## Task instructions
Every record here should be printed again exactly.

[Data entries]
::::::::
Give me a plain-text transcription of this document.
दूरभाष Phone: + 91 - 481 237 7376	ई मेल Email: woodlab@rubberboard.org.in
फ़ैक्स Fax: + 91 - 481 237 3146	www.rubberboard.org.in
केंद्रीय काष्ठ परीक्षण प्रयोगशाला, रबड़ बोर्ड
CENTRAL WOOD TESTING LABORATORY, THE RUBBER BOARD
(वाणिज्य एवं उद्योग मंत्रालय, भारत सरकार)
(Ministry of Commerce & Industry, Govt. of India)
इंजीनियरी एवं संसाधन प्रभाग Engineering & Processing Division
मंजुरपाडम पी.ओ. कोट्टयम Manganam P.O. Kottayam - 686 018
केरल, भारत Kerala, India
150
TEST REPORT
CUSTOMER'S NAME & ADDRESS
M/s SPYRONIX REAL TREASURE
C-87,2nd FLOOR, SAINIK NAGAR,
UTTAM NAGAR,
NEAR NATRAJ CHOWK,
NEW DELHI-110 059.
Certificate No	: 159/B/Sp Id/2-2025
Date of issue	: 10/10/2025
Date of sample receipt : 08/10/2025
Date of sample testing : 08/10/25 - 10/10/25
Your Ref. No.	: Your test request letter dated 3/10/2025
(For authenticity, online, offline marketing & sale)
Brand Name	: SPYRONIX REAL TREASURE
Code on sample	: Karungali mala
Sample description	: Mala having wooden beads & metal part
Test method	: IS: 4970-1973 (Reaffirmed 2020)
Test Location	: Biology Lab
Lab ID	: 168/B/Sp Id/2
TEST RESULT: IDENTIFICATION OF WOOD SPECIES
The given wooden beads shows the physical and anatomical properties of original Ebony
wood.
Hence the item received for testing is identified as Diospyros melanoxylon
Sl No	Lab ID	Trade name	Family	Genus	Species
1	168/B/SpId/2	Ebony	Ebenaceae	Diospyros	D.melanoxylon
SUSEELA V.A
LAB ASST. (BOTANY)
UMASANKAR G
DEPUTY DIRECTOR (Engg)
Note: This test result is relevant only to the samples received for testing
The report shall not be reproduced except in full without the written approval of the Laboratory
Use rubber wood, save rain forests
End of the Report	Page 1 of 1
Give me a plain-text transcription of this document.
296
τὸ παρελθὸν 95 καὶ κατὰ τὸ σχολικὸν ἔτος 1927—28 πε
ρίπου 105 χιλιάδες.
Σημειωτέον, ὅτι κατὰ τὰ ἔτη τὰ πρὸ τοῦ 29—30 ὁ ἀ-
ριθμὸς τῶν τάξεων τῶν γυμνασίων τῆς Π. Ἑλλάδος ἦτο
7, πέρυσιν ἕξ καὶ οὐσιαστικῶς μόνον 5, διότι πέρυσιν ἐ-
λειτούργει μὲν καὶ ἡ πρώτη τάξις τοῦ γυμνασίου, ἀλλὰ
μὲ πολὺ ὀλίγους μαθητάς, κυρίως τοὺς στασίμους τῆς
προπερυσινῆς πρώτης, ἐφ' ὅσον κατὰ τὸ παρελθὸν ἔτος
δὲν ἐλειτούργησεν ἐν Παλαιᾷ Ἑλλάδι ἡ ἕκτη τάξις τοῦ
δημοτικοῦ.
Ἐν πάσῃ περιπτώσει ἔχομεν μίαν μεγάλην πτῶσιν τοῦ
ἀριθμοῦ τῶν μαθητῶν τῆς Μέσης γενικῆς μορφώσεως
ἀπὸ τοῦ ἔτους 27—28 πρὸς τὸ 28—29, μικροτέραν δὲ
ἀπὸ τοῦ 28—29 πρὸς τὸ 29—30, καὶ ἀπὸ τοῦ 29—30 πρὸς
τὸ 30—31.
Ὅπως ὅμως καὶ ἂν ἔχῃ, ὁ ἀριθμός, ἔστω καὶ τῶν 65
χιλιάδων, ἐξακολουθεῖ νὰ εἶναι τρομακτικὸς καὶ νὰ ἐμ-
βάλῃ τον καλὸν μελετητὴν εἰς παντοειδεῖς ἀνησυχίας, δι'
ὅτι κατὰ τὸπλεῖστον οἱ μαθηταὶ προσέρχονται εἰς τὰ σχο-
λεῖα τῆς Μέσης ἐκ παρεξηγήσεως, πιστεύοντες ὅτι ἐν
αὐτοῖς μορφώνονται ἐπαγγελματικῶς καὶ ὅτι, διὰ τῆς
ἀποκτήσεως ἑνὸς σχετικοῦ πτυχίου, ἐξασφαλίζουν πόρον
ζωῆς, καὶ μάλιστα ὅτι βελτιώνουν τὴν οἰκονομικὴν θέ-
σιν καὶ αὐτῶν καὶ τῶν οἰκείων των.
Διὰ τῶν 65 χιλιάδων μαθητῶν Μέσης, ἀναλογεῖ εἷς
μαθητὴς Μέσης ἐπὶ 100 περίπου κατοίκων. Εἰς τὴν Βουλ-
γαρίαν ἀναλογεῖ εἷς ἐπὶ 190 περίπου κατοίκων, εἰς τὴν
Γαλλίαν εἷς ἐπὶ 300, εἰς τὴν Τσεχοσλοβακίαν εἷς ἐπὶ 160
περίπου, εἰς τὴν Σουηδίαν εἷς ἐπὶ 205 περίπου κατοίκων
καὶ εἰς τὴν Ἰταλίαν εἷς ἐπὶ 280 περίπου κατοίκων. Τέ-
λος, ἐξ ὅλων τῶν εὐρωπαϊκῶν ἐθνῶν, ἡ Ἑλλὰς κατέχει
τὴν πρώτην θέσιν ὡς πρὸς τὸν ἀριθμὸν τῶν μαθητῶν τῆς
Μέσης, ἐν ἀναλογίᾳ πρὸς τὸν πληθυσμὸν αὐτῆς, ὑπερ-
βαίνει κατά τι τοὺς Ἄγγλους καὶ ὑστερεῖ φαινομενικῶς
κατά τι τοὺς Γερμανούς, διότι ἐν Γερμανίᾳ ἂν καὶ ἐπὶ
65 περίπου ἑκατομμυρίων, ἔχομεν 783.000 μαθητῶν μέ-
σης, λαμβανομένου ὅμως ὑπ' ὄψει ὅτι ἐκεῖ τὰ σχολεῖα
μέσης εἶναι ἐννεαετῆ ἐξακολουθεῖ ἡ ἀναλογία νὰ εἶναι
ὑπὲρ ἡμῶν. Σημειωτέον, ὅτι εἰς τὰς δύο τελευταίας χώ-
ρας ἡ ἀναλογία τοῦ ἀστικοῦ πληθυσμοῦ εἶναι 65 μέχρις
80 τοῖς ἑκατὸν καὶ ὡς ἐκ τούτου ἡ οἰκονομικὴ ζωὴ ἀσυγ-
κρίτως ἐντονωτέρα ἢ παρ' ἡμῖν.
::::::::
## Solution to this problem
Give me a plain-text transcription of this document.
दूरभाष Phone: + 91 - 481 237 7376	ई मेल Email: woodlab@rubberboard.org.in
फ़ैक्स Fax: + 91 - 481 237 3146	www.rubberboard.org.in
केंद्रीय काष्ठ परीक्षण प्रयोगशाला, रबड़ बोर्ड
CENTRAL WOOD TESTING LABORATORY, THE RUBBER BOARD
(वाणिज्य एवं उद्योग मंत्रालय, भारत सरकार)
(Ministry of Commerce & Industry, Govt. of India)
इंजीनियरी एवं संसाधन प्रभाग Engineering & Processing Division
मंजुरपाडम पी.ओ. कोट्टयम Manganam P.O. Kottayam - 686 018
केरल, भारत Kerala, India
150
TEST REPORT
CUSTOMER'S NAME & ADDRESS
M/s SPYRONIX REAL TREASURE
C-87,2nd FLOOR, SAINIK NAGAR,
UTTAM NAGAR,
NEAR NATRAJ CHOWK,
NEW DELHI-110 059.
Certificate No	: 159/B/Sp Id/2-2025
Date of issue	: 10/10/2025
Date of sample receipt : 08/10/2025
Date of sample testing : 08/10/25 - 10/10/25
Your Ref. No.	: Your test request letter dated 3/10/2025
(For authenticity, online, offline marketing & sale)
Brand Name	: SPYRONIX REAL TREASURE
Code on sample	: Karungali mala
Sample description	: Mala having wooden beads & metal part
Test method	: IS: 4970-1973 (Reaffirmed 2020)
Test Location	: Biology Lab
Lab ID	: 168/B/Sp Id/2
TEST RESULT: IDENTIFICATION OF WOOD SPECIES
The given wooden beads shows the physical and anatomical properties of original Ebony
wood.
Hence the item received for testing is identified as Diospyros melanoxylon
Sl No	Lab ID	Trade name	Family	Genus	Species
1	168/B/SpId/2	Ebony	Ebenaceae	Diospyros	D.melanoxylon
SUSEELA V.A
LAB ASST. (BOTANY)
UMASANKAR G
DEPUTY DIRECTOR (Engg)
Note: This test result is relevant only to the samples received for testing
The report shall not be reproduced except in full without the written approval of the Laboratory
Use rubber wood, save rain forests
End of the Report	Page 1 of 1
Give me a plain-text transcription of this document.
296
τὸ παρελθὸν 95 καὶ κατὰ τὸ σχολικὸν ἔτος 1927—28 πε
ρίπου 105 χιλιάδες.
Σημειωτέον, ὅτι κατὰ τὰ ἔτη τὰ πρὸ τοῦ 29—30 ὁ ἀ-
ριθμὸς τῶν τάξεων τῶν γυμνασίων τῆς Π. Ἑλλάδος ἦτο
7, πέρυσιν ἕξ καὶ οὐσιαστικῶς μόνον 5, διότι πέρυσιν ἐ-
λειτούργει μὲν καὶ ἡ πρώτη τάξις τοῦ γυμνασίου, ἀλλὰ
μὲ πολὺ ὀλίγους μαθητάς, κυρίως τοὺς στασίμους τῆς
προπερυσινῆς πρώτης, ἐφ' ὅσον κατὰ τὸ παρελθὸν ἔτος
δὲν ἐλειτούργησεν ἐν Παλαιᾷ Ἑλλάδι ἡ ἕκτη τάξις τοῦ
δημοτικοῦ.
Ἐν πάσῃ περιπτώσει ἔχομεν μίαν μεγάλην πτῶσιν τοῦ
ἀριθμοῦ τῶν μαθητῶν τῆς Μέσης γενικῆς μορφώσεως
ἀπὸ τοῦ ἔτους 27—28 πρὸς τὸ 28—29, μικροτέραν δὲ
ἀπὸ τοῦ 28—29 πρὸς τὸ 29—30, καὶ ἀπὸ τοῦ 29—30 πρὸς
τὸ 30—31.
Ὅπως ὅμως καὶ ἂν ἔχῃ, ὁ ἀριθμός, ἔστω καὶ τῶν 65
χιλιάδων, ἐξακολουθεῖ νὰ εἶναι τρομακτικὸς καὶ νὰ ἐμ-
βάλῃ τον καλὸν μελετητὴν εἰς παντοειδεῖς ἀνησυχίας, δι'
ὅτι κατὰ τὸπλεῖστον οἱ μαθηταὶ προσέρχονται εἰς τὰ σχο-
λεῖα τῆς Μέσης ἐκ παρεξηγήσεως, πιστεύοντες ὅτι ἐν
αὐτοῖς μορφώνονται ἐπαγγελματικῶς καὶ ὅτι, διὰ τῆς
ἀποκτήσεως ἑνὸς σχετικοῦ πτυχίου, ἐξασφαλίζουν πόρον
ζωῆς, καὶ μάλιστα ὅτι βελτιώνουν τὴν οἰκονομικὴν θέ-
σιν καὶ αὐτῶν καὶ τῶν οἰκείων των.
Διὰ τῶν 65 χιλιάδων μαθητῶν Μέσης, ἀναλογεῖ εἷς
μαθητὴς Μέσης ἐπὶ 100 περίπου κατοίκων. Εἰς τὴν Βουλ-
γαρίαν ἀναλογεῖ εἷς ἐπὶ 190 περίπου κατοίκων, εἰς τὴν
Γαλλίαν εἷς ἐπὶ 300, εἰς τὴν Τσεχοσλοβακίαν εἷς ἐπὶ 160
περίπου, εἰς τὴν Σουηδίαν εἷς ἐπὶ 205 περίπου κατοίκων
καὶ εἰς τὴν Ἰταλίαν εἷς ἐπὶ 280 περίπου κατοίκων. Τέ-
λος, ἐξ ὅλων τῶν εὐρωπαϊκῶν ἐθνῶν, ἡ Ἑλλὰς κατέχει
τὴν πρώτην θέσιν ὡς πρὸς τὸν ἀριθμὸν τῶν μαθητῶν τῆς
Μέσης, ἐν ἀναλογίᾳ πρὸς τὸν πληθυσμὸν αὐτῆς, ὑπερ-
βαίνει κατά τι τοὺς Ἄγγλους καὶ ὑστερεῖ φαινομενικῶς
κατά τι τοὺς Γερμανούς, διότι ἐν Γερμανίᾳ ἂν καὶ ἐπὶ
65 περίπου ἑκατομμυρίων, ἔχομεν 783.000 μαθητῶν μέ-
σης, λαμβανομένου ὅμως ὑπ' ὄψει ὅτι ἐκεῖ τὰ σχολεῖα
μέσης εἶναι ἐννεαετῆ ἐξακολουθεῖ ἡ ἀναλογία νὰ εἶναι
ὑπὲρ ἡμῶν. Σημειωτέον, ὅτι εἰς τὰς δύο τελευταίας χώ-
ρας ἡ ἀναλογία τοῦ ἀστικοῦ πληθυσμοῦ εἶναι 65 μέχρις
80 τοῖς ἑκατὸν καὶ ὡς ἐκ τούτου ἡ οἰκονομικὴ ζωὴ ἀσυγ-
κρίτως ἐντονωτέρα ἢ παρ' ἡμῖν.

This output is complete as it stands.